**Written problem:**
Pull each line holding "flag" out of the entries below.

**Data to use:**
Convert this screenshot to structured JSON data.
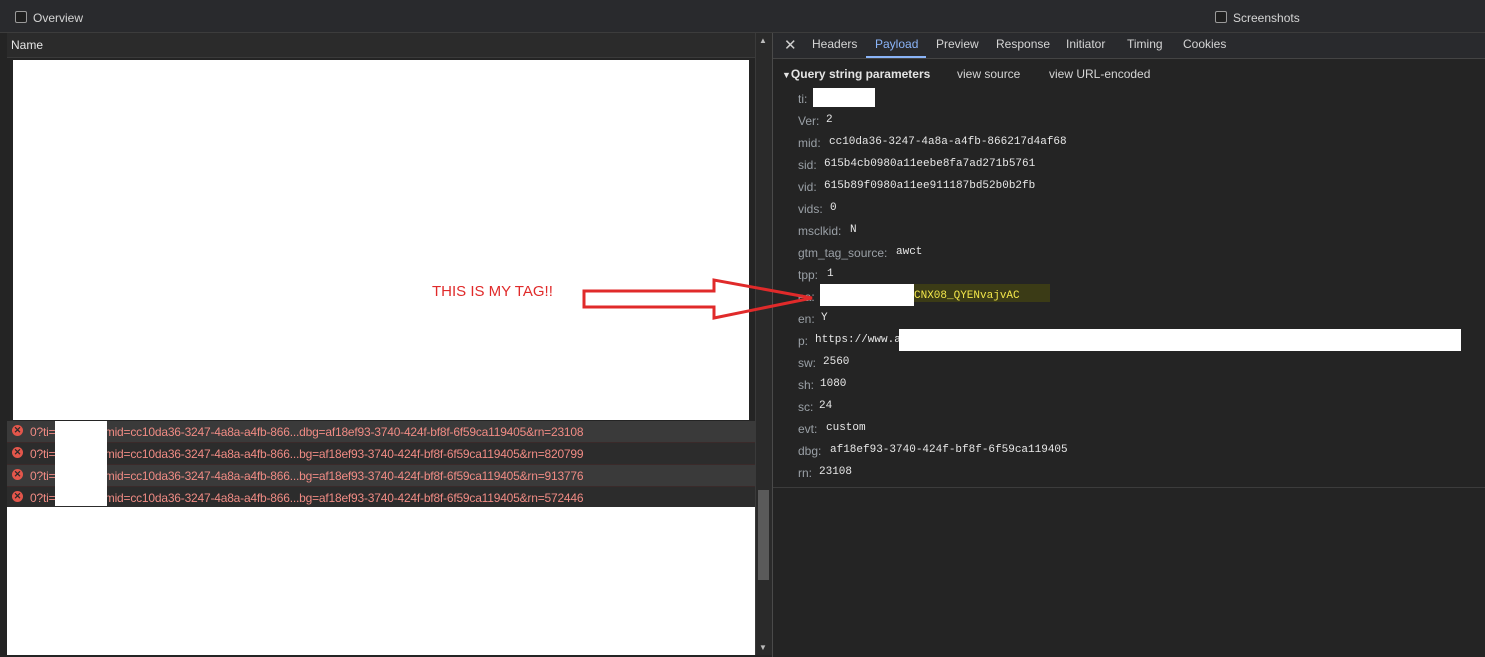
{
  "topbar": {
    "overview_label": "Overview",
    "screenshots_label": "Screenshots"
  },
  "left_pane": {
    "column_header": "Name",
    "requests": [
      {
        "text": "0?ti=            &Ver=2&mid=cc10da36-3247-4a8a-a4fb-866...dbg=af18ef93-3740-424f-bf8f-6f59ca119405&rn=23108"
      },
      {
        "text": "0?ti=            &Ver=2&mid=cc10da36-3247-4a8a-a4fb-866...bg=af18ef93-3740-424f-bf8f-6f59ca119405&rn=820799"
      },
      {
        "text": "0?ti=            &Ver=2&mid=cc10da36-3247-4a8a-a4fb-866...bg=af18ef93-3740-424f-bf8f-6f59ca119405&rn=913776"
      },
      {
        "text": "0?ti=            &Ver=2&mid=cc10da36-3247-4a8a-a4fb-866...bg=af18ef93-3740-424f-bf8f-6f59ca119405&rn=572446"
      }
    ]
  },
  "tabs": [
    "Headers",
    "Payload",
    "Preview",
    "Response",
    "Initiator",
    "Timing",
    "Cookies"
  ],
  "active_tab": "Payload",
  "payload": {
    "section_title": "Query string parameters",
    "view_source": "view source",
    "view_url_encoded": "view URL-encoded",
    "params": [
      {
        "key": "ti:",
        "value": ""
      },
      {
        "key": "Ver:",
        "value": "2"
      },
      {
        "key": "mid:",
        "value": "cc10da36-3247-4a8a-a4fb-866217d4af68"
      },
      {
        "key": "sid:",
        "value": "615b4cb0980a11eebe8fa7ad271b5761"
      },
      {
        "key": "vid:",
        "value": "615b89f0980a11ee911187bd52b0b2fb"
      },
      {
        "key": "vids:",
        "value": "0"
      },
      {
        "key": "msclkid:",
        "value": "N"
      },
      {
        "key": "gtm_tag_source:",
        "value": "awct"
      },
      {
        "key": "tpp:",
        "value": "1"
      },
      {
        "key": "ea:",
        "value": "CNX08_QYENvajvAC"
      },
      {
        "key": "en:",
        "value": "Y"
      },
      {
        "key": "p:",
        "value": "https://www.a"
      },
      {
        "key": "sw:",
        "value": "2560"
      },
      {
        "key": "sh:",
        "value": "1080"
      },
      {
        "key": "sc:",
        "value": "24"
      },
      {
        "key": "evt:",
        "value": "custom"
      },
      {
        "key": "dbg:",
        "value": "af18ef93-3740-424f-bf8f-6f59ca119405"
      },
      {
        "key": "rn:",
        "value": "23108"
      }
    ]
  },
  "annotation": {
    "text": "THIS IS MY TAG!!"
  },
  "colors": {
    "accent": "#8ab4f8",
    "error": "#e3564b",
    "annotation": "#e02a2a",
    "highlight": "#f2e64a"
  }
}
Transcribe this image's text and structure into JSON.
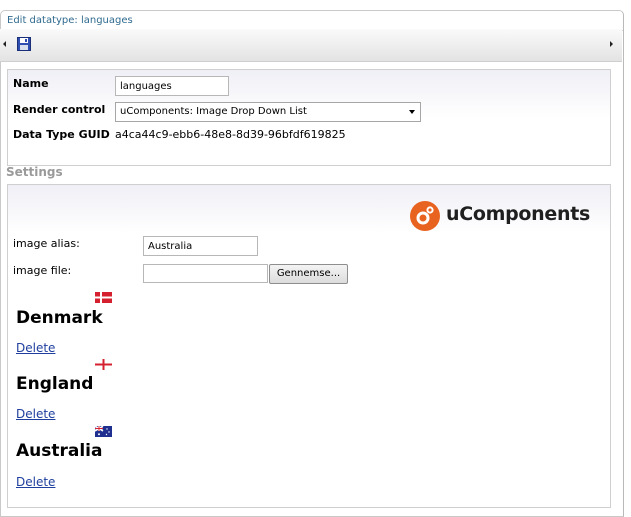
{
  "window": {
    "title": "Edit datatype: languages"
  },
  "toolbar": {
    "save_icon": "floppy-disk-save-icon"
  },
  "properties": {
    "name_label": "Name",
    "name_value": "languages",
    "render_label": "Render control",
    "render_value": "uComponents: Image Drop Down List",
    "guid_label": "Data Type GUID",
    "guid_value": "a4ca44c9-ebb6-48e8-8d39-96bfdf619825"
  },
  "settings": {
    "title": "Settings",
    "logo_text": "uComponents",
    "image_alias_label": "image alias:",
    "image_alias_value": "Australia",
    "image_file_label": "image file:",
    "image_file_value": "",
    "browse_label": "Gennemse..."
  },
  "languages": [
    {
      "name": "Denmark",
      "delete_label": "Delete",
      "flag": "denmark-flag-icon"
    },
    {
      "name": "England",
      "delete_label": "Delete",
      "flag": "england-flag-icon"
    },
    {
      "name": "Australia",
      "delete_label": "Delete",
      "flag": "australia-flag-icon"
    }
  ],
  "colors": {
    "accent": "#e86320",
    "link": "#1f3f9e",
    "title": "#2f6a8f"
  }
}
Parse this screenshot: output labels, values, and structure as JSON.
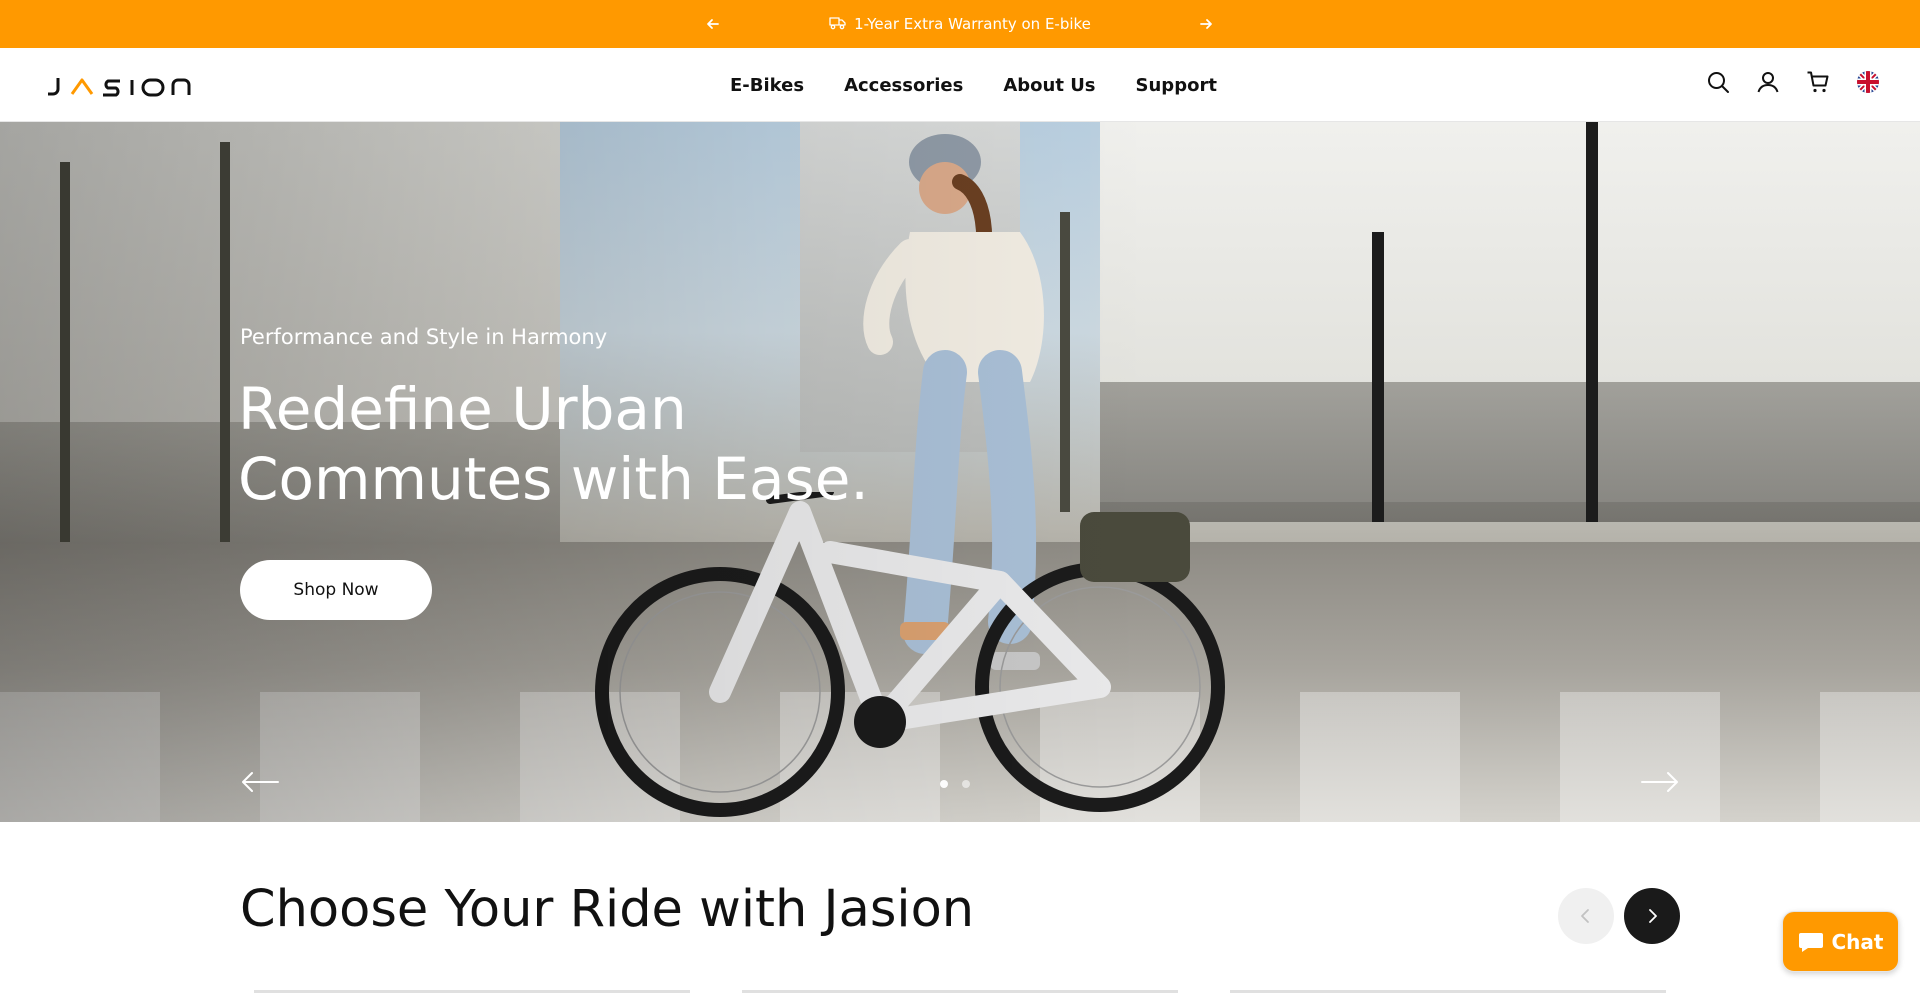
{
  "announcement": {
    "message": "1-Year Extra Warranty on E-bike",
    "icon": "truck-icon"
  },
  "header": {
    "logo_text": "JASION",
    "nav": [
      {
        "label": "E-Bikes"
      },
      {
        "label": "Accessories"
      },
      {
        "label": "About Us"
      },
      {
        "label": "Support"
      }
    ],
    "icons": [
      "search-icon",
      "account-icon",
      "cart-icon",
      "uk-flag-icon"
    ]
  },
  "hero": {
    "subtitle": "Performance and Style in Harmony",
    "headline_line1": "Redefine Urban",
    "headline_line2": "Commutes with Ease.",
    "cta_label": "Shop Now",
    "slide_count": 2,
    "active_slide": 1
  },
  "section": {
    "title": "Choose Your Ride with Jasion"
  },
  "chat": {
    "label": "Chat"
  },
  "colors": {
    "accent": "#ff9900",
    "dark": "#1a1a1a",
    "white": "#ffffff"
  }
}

* * *

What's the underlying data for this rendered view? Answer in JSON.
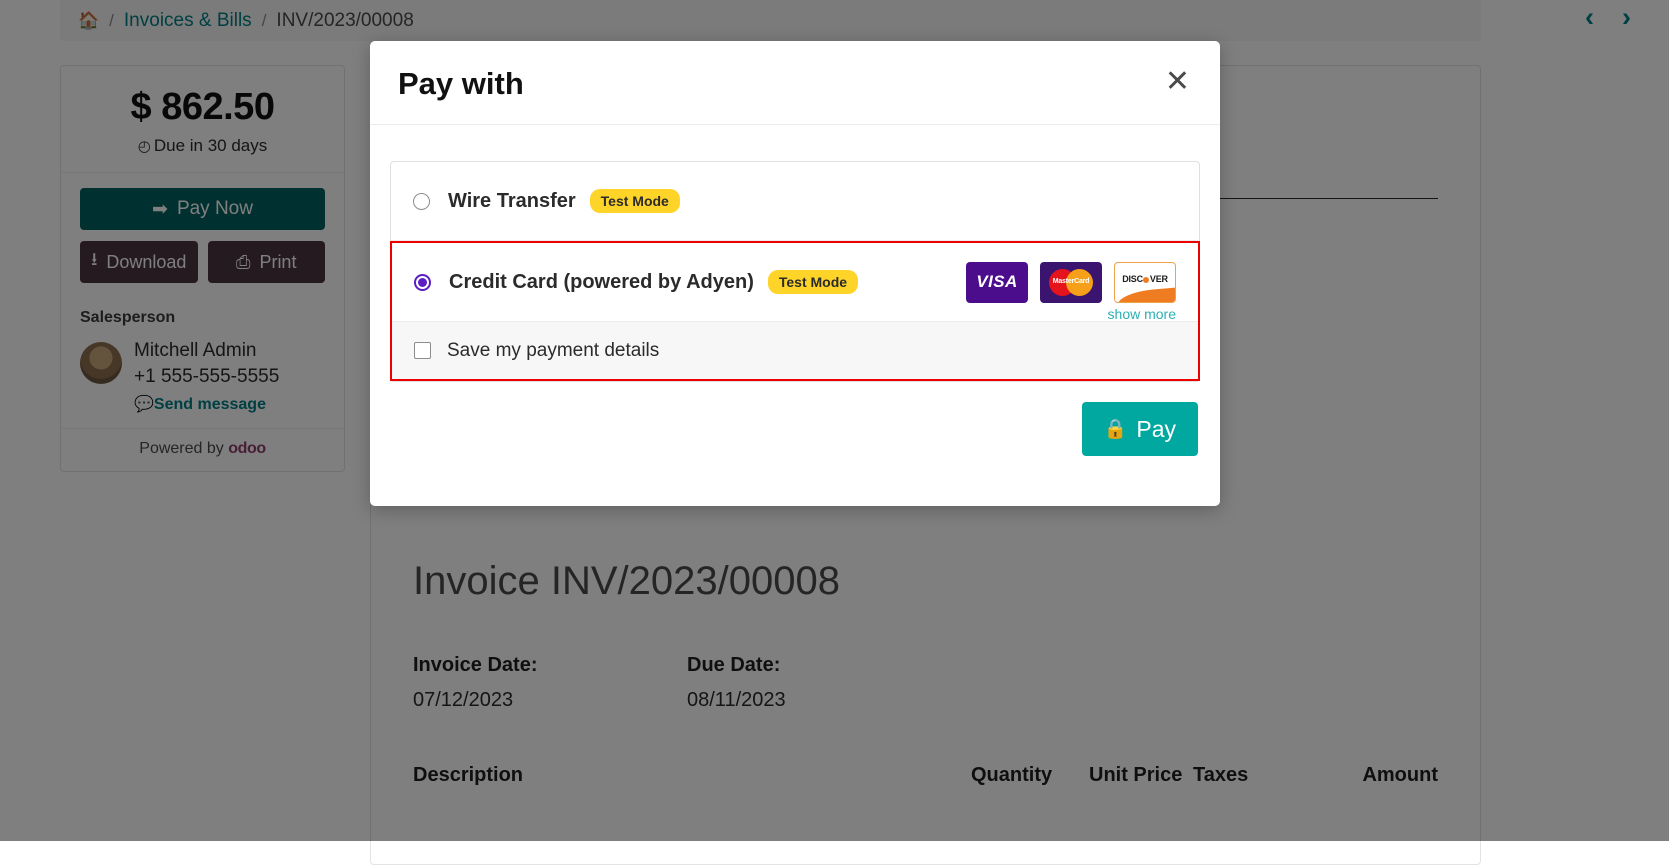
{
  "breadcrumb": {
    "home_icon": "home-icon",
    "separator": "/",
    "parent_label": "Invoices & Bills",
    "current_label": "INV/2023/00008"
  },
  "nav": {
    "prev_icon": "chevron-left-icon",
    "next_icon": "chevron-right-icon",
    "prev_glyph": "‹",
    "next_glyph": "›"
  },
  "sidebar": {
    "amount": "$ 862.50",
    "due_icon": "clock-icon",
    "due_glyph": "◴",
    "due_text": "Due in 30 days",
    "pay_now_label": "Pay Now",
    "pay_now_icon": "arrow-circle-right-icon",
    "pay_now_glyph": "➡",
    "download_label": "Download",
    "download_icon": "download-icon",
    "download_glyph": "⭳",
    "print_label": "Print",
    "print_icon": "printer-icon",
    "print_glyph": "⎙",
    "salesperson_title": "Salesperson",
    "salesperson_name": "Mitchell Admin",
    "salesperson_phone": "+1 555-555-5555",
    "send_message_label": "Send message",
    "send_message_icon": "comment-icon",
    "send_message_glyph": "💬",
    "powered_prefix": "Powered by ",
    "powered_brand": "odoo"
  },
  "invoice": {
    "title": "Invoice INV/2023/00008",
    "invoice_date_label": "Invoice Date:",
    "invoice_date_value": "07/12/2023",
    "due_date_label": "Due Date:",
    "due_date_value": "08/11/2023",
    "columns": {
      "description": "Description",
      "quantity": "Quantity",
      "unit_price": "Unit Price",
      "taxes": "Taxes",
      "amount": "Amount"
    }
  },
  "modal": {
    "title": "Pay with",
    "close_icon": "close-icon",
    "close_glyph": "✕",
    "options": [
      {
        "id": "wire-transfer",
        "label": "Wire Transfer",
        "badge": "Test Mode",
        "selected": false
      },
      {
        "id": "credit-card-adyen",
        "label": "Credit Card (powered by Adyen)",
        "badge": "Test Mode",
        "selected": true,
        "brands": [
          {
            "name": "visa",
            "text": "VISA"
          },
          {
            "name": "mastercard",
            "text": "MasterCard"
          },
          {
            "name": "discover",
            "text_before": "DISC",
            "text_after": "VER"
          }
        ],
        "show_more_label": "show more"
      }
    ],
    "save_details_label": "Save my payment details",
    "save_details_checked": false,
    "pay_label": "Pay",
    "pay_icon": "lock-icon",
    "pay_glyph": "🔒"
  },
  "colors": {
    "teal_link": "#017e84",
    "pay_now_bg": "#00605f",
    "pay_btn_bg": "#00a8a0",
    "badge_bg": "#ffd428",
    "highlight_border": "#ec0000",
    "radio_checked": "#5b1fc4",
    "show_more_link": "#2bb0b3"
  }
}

* * *

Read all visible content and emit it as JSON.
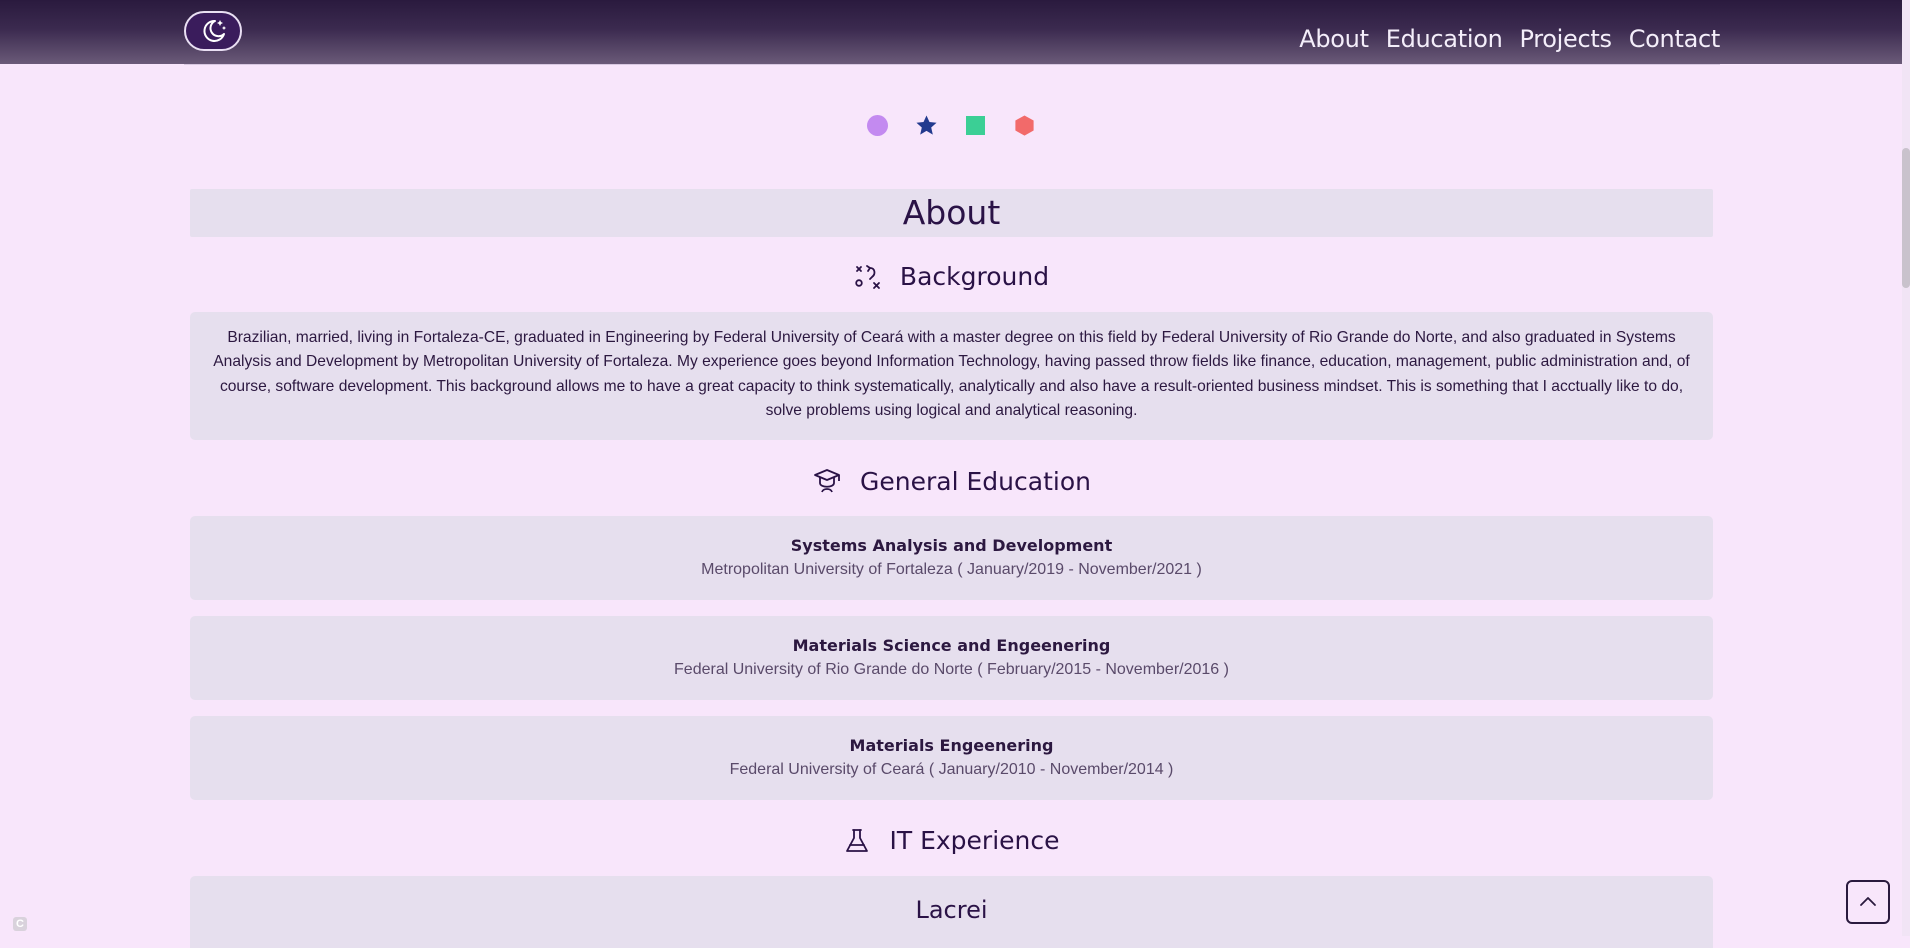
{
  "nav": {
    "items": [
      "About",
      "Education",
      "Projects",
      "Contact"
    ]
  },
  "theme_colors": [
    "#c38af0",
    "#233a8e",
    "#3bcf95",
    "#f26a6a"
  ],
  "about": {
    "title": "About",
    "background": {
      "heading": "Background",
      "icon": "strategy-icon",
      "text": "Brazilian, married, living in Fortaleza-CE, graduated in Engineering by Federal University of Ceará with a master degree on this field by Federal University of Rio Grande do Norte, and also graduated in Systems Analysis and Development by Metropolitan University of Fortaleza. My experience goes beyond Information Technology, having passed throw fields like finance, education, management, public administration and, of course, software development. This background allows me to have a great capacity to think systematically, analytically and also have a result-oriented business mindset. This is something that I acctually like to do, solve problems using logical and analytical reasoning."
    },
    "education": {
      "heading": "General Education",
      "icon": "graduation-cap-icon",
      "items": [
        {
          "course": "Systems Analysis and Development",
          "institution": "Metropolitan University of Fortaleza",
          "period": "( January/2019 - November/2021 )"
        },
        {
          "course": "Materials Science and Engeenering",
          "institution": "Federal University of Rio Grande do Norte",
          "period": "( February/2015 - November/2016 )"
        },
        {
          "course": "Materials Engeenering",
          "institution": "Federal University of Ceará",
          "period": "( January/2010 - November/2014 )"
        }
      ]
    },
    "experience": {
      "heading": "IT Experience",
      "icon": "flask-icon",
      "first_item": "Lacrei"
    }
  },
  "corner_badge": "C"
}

**Finished answer:**
      "flag": "denmark-flag-icon"
      "flag": "england-flag-icon"
      "flag": "australia-flag-icon"
      "uk-flag-icon"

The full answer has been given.